**TASK TO CARRY OUT**: Set every record down verbatim and omit the pictures.

-*-*-

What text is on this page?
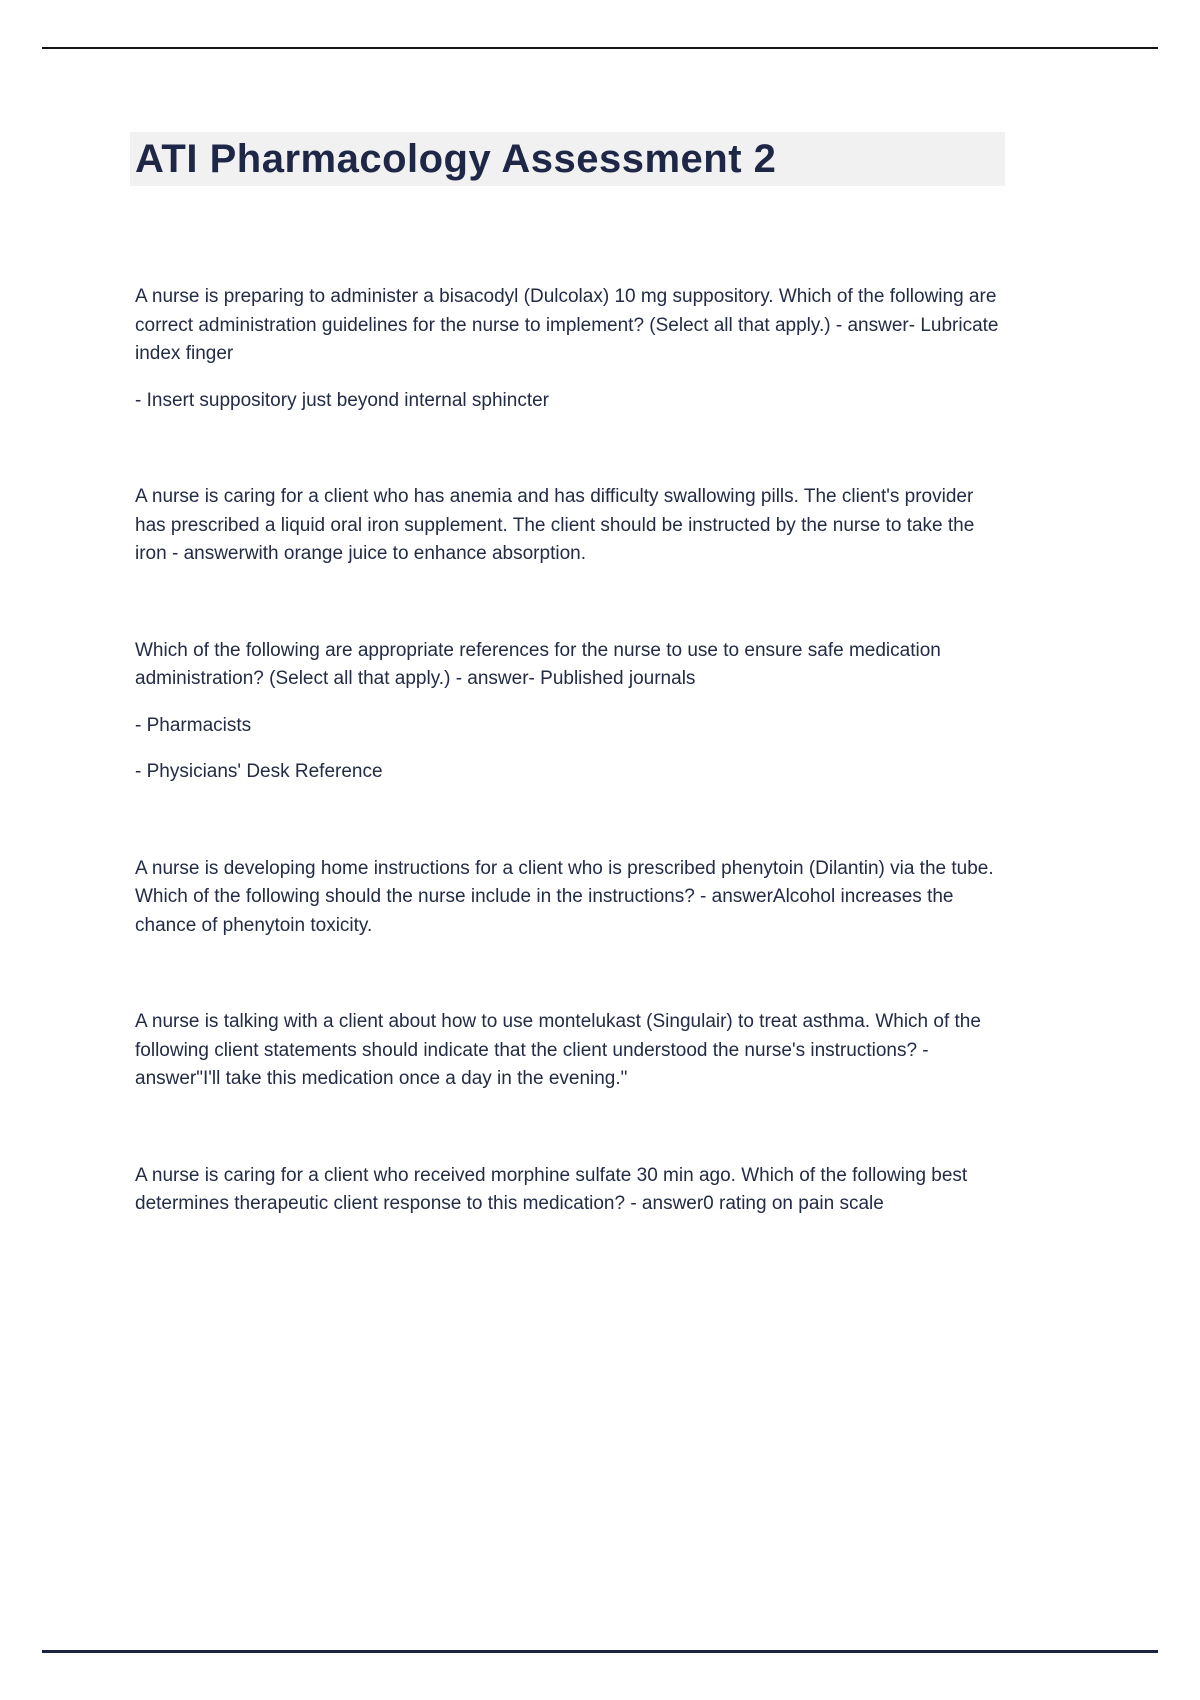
ATI Pharmacology Assessment 2

A nurse is preparing to administer a bisacodyl (Dulcolax) 10 mg suppository. Which of the following are correct administration guidelines for the nurse to implement? (Select all that apply.) - answer- Lubricate index finger

- Insert suppository just beyond internal sphincter

A nurse is caring for a client who has anemia and has difficulty swallowing pills. The client's provider has prescribed a liquid oral iron supplement. The client should be instructed by the nurse to take the iron - answerwith orange juice to enhance absorption.

Which of the following are appropriate references for the nurse to use to ensure safe medication administration? (Select all that apply.) - answer- Published journals

- Pharmacists

- Physicians' Desk Reference

A nurse is developing home instructions for a client who is prescribed phenytoin (Dilantin) via the tube. Which of the following should the nurse include in the instructions? - answerAlcohol increases the chance of phenytoin toxicity.

A nurse is talking with a client about how to use montelukast (Singulair) to treat asthma. Which of the following client statements should indicate that the client understood the nurse's instructions? - answer"I'll take this medication once a day in the evening."

A nurse is caring for a client who received morphine sulfate 30 min ago. Which of the following best determines therapeutic client response to this medication? - answer0 rating on pain scale
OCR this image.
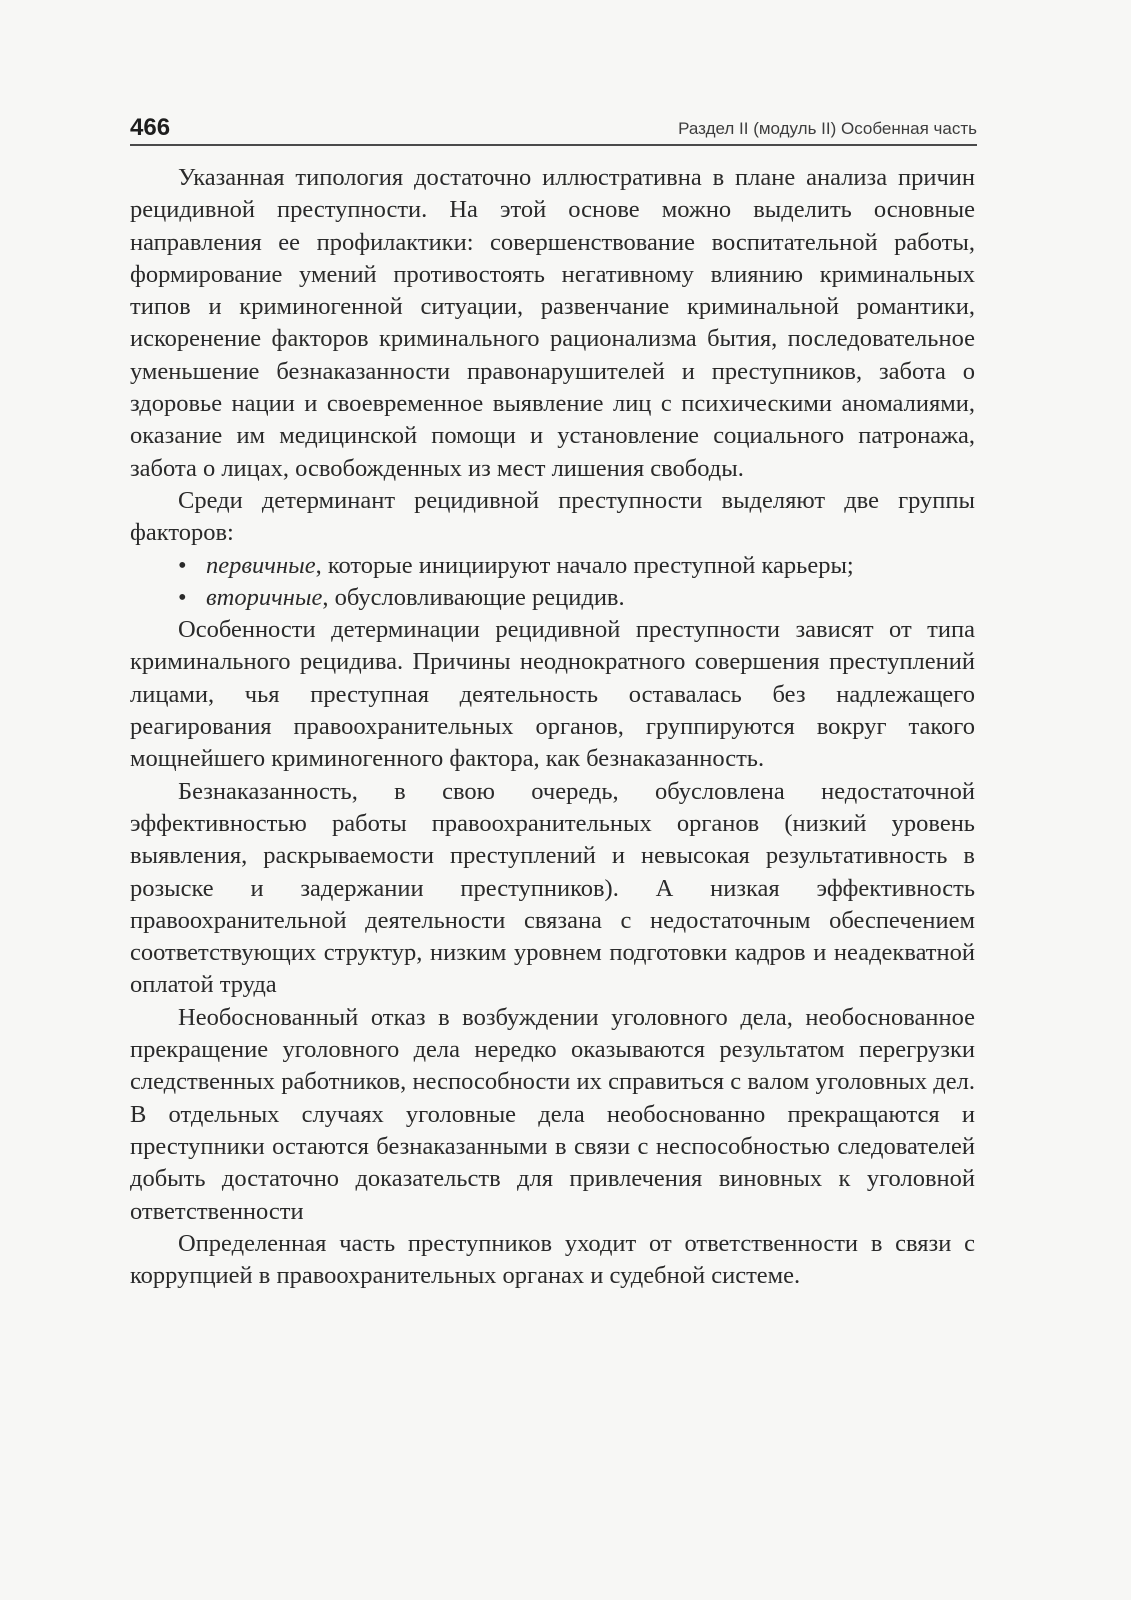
466	Раздел II (модуль II) Особенная часть

Указанная типология достаточно иллюстративна в плане анализа причин рецидивной преступности. На этой основе можно выделить основные направления ее профилактики: совершенствование воспитательной работы, формирование умений противостоять негативному влиянию криминальных типов и криминогенной ситуации, развенчание криминальной романтики, искоренение факторов криминального рационализма бытия, последовательное уменьшение безнаказанности правонарушителей и преступников, забота о здоровье нации и своевременное выявление лиц с психическими аномалиями, оказание им медицинской помощи и установление социального патронажа, забота о лицах, освобожденных из мест лишения свободы.

Среди детерминант рецидивной преступности выделяют две группы факторов:

• первичные, которые инициируют начало преступной карьеры;
• вторичные, обусловливающие рецидив.

Особенности детерминации рецидивной преступности зависят от типа криминального рецидива. Причины неоднократного совершения преступлений лицами, чья преступная деятельность оставалась без надлежащего реагирования правоохранительных органов, группируются вокруг такого мощнейшего криминогенного фактора, как безнаказанность.

Безнаказанность, в свою очередь, обусловлена недостаточной эффективностью работы правоохранительных органов (низкий уровень выявления, раскрываемости преступлений и невысокая результативность в розыске и задержании преступников). А низкая эффективность правоохранительной деятельности связана с недостаточным обеспечением соответствующих структур, низким уровнем подготовки кадров и неадекватной оплатой труда

Необоснованный отказ в возбуждении уголовного дела, необоснованное прекращение уголовного дела нередко оказываются результатом перегрузки следственных работников, неспособности их справиться с валом уголовных дел. В отдельных случаях уголовные дела необоснованно прекращаются и преступники остаются безнаказанными в связи с неспособностью следователей добыть достаточно доказательств для привлечения виновных к уголовной ответственности

Определенная часть преступников уходит от ответственности в связи с коррупцией в правоохранительных органах и судебной системе.
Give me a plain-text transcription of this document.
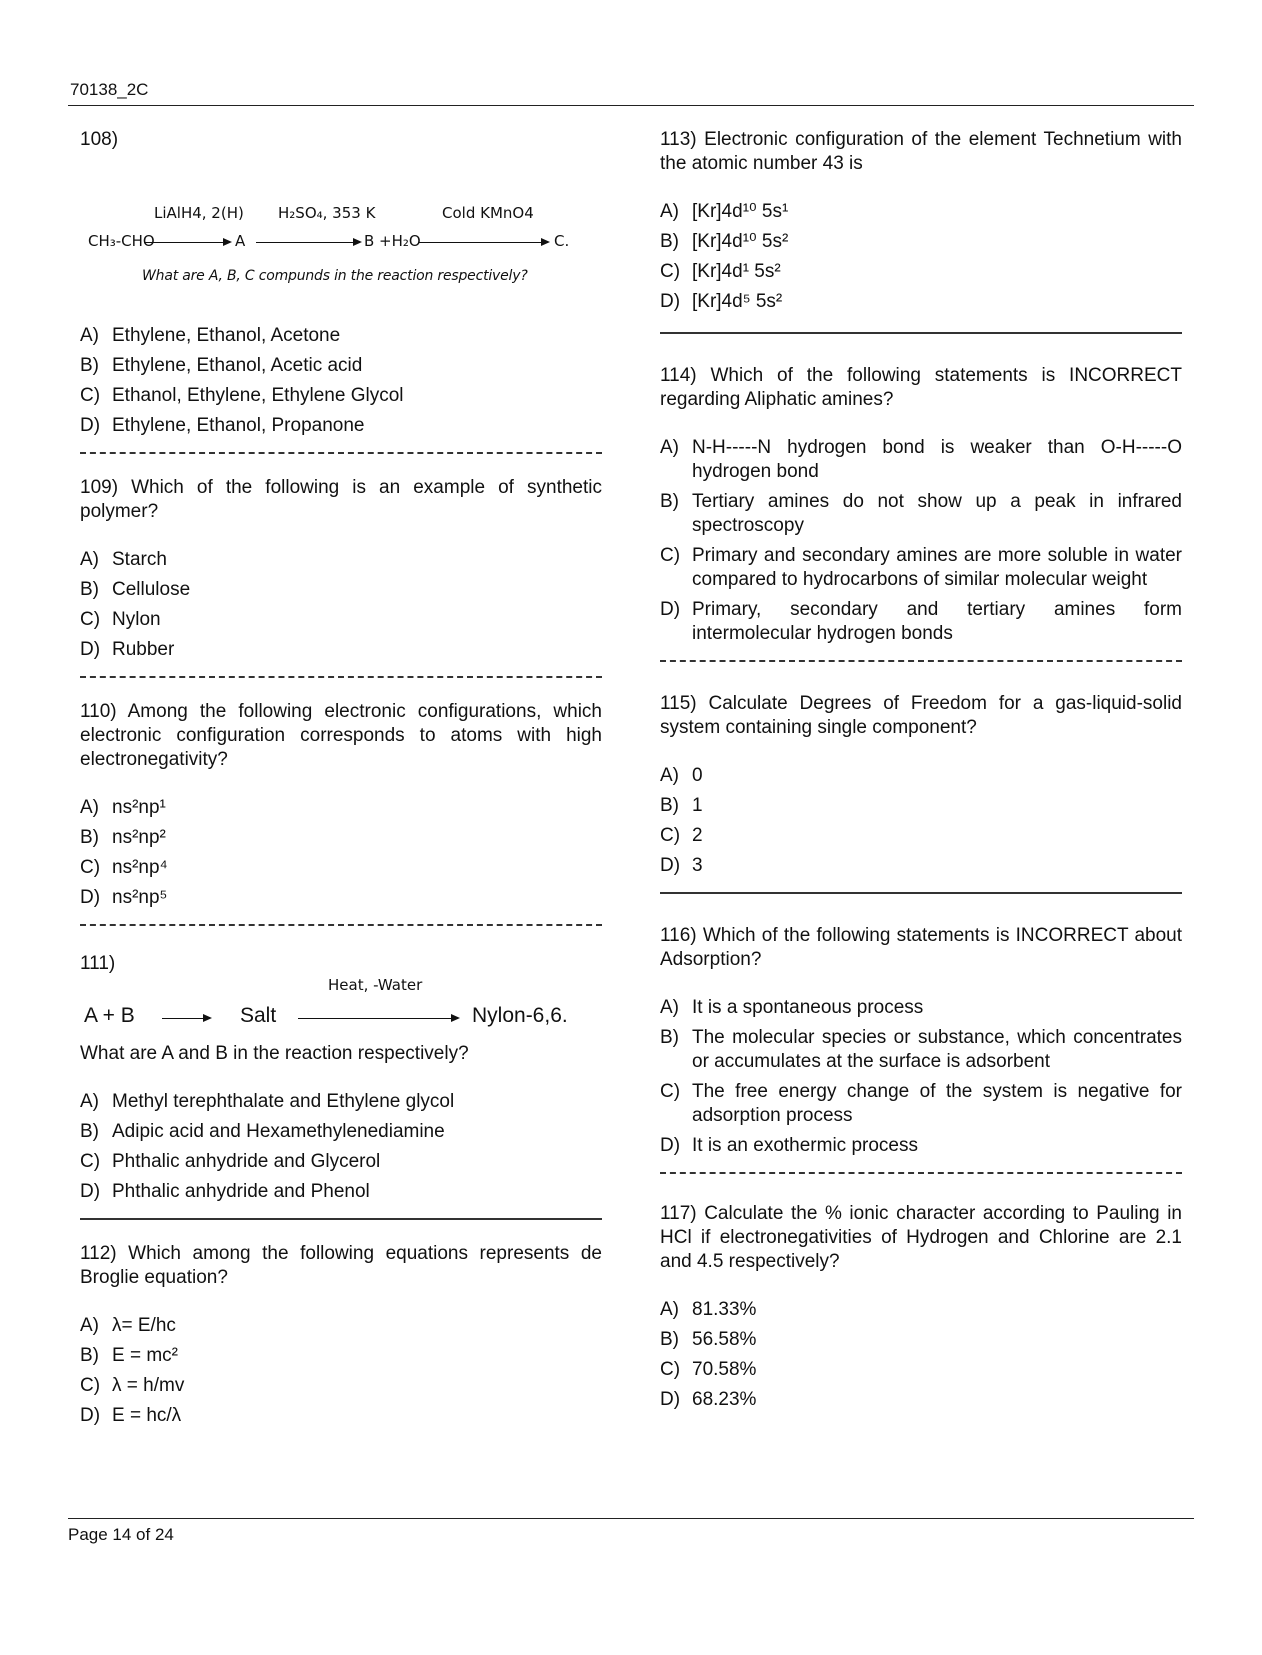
70138_2C
108)
LiAlH4, 2(H) H₂SO₄, 353 K	Cold KMnO4
CH₃-CHO	A	B +H₂O	C.
What are A, B, C compunds in the reaction respectively?
A) Ethylene, Ethanol, Acetone
B) Ethylene, Ethanol, Acetic acid
C) Ethanol, Ethylene, Ethylene Glycol
D) Ethylene, Ethanol, Propanone
109) Which of the following is an example of synthetic polymer?
A) Starch
B) Cellulose
C) Nylon
D) Rubber
110) Among the following electronic configurations, which electronic configuration corresponds to atoms with high electronegativity?
A) ns²np¹
B) ns²np²
C) ns²np⁴
D) ns²np⁵
111)
Heat, -Water
A + B	Salt	Nylon-6,6.
What are A and B in the reaction respectively?
A) Methyl terephthalate and Ethylene glycol
B) Adipic acid and Hexamethylenediamine
C) Phthalic anhydride and Glycerol
D) Phthalic anhydride and Phenol
112) Which among the following equations represents de Broglie equation?
A) λ= E/hc
B) E = mc²
C) λ = h/mv
D) E = hc/λ
113) Electronic configuration of the element Technetium with the atomic number 43 is
A) [Kr]4d¹⁰ 5s¹
B) [Kr]4d¹⁰ 5s²
C) [Kr]4d¹ 5s²
D) [Kr]4d⁵ 5s²
114) Which of the following statements is INCORRECT regarding Aliphatic amines?
A) N-H-----N hydrogen bond is weaker than O-H-----O hydrogen bond
B) Tertiary amines do not show up a peak in infrared spectroscopy
C) Primary and secondary amines are more soluble in water compared to hydrocarbons of similar molecular weight
D) Primary, secondary and tertiary amines form intermolecular hydrogen bonds
115) Calculate Degrees of Freedom for a gas-liquid-solid system containing single component?
A) 0
B) 1
C) 2
D) 3
116) Which of the following statements is INCORRECT about Adsorption?
A) It is a spontaneous process
B) The molecular species or substance, which concentrates or accumulates at the surface is adsorbent
C) The free energy change of the system is negative for adsorption process
D) It is an exothermic process
117) Calculate the % ionic character according to Pauling in HCl if electronegativities of Hydrogen and Chlorine are 2.1 and 4.5 respectively?
A) 81.33%
B) 56.58%
C) 70.58%
D) 68.23%
Page 14 of 24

-*-*-

**EXERCISE RESPONSE**:
What text is on this page?
ATI Pharmacology Assessment 2

A nurse is preparing to administer a bisacodyl (Dulcolax) 10 mg suppository. Which of the following are correct administration guidelines for the nurse to implement? (Select all that apply.) - answer- Lubricate index finger

- Insert suppository just beyond internal sphincter

A nurse is caring for a client who has anemia and has difficulty swallowing pills. The client's provider has prescribed a liquid oral iron supplement. The client should be instructed by the nurse to take the iron - answerwith orange juice to enhance absorption.

Which of the following are appropriate references for the nurse to use to ensure safe medication administration? (Select all that apply.) - answer- Published journals

- Pharmacists

- Physicians' Desk Reference

A nurse is developing home instructions for a client who is prescribed phenytoin (Dilantin) via the tube. Which of the following should the nurse include in the instructions? - answerAlcohol increases the chance of phenytoin toxicity.

A nurse is talking with a client about how to use montelukast (Singulair) to treat asthma. Which of the following client statements should indicate that the client understood the nurse's instructions? - answer"I'll take this medication once a day in the evening."

A nurse is caring for a client who received morphine sulfate 30 min ago. Which of the following best determines therapeutic client response to this medication? - answer0 rating on pain scale
OCR this image.
466	Раздел II (модуль II) Особенная часть

Указанная типология достаточно иллюстративна в плане анализа причин рецидивной преступности. На этой основе можно выделить основные направления ее профилактики: совершенствование воспитательной работы, формирование умений противостоять негативному влиянию криминальных типов и криминогенной ситуации, развенчание криминальной романтики, искоренение факторов криминального рационализма бытия, последовательное уменьшение безнаказанности правонарушителей и преступников, забота о здоровье нации и своевременное выявление лиц с психическими аномалиями, оказание им медицинской помощи и установление социального патронажа, забота о лицах, освобожденных из мест лишения свободы.

Среди детерминант рецидивной преступности выделяют две группы факторов:

• первичные, которые инициируют начало преступной карьеры;
• вторичные, обусловливающие рецидив.

Особенности детерминации рецидивной преступности зависят от типа криминального рецидива. Причины неоднократного совершения преступлений лицами, чья преступная деятельность оставалась без надлежащего реагирования правоохранительных органов, группируются вокруг такого мощнейшего криминогенного фактора, как безнаказанность.

Безнаказанность, в свою очередь, обусловлена недостаточной эффективностью работы правоохранительных органов (низкий уровень выявления, раскрываемости преступлений и невысокая результативность в розыске и задержании преступников). А низкая эффективность правоохранительной деятельности связана с недостаточным обеспечением соответствующих структур, низким уровнем подготовки кадров и неадекватной оплатой труда

Необоснованный отказ в возбуждении уголовного дела, необоснованное прекращение уголовного дела нередко оказываются результатом перегрузки следственных работников, неспособности их справиться с валом уголовных дел. В отдельных случаях уголовные дела необоснованно прекращаются и преступники остаются безнаказанными в связи с неспособностью следователей добыть достаточно доказательств для привлечения виновных к уголовной ответственности

Определенная часть преступников уходит от ответственности в связи с коррупцией в правоохранительных органах и судебной системе.
Give me a plain-text transcription of this document.
70138_2C
108)
LiAlH4, 2(H) H₂SO₄, 353 K	Cold KMnO4
CH₃-CHO	A	B +H₂O	C.
What are A, B, C compunds in the reaction respectively?
A) Ethylene, Ethanol, Acetone
B) Ethylene, Ethanol, Acetic acid
C) Ethanol, Ethylene, Ethylene Glycol
D) Ethylene, Ethanol, Propanone
109) Which of the following is an example of synthetic polymer?
A) Starch
B) Cellulose
C) Nylon
D) Rubber
110) Among the following electronic configurations, which electronic configuration corresponds to atoms with high electronegativity?
A) ns²np¹
B) ns²np²
C) ns²np⁴
D) ns²np⁵
111)
Heat, -Water
A + B	Salt	Nylon-6,6.
What are A and B in the reaction respectively?
A) Methyl terephthalate and Ethylene glycol
B) Adipic acid and Hexamethylenediamine
C) Phthalic anhydride and Glycerol
D) Phthalic anhydride and Phenol
112) Which among the following equations represents de Broglie equation?
A) λ= E/hc
B) E = mc²
C) λ = h/mv
D) E = hc/λ
113) Electronic configuration of the element Technetium with the atomic number 43 is
A) [Kr]4d¹⁰ 5s¹
B) [Kr]4d¹⁰ 5s²
C) [Kr]4d¹ 5s²
D) [Kr]4d⁵ 5s²
114) Which of the following statements is INCORRECT regarding Aliphatic amines?
A) N-H-----N hydrogen bond is weaker than O-H-----O hydrogen bond
B) Tertiary amines do not show up a peak in infrared spectroscopy
C) Primary and secondary amines are more soluble in water compared to hydrocarbons of similar molecular weight
D) Primary, secondary and tertiary amines form intermolecular hydrogen bonds
115) Calculate Degrees of Freedom for a gas-liquid-solid system containing single component?
A) 0
B) 1
C) 2
D) 3
116) Which of the following statements is INCORRECT about Adsorption?
A) It is a spontaneous process
B) The molecular species or substance, which concentrates or accumulates at the surface is adsorbent
C) The free energy change of the system is negative for adsorption process
D) It is an exothermic process
117) Calculate the % ionic character according to Pauling in HCl if electronegativities of Hydrogen and Chlorine are 2.1 and 4.5 respectively?
A) 81.33%
B) 56.58%
C) 70.58%
D) 68.23%
Page 14 of 24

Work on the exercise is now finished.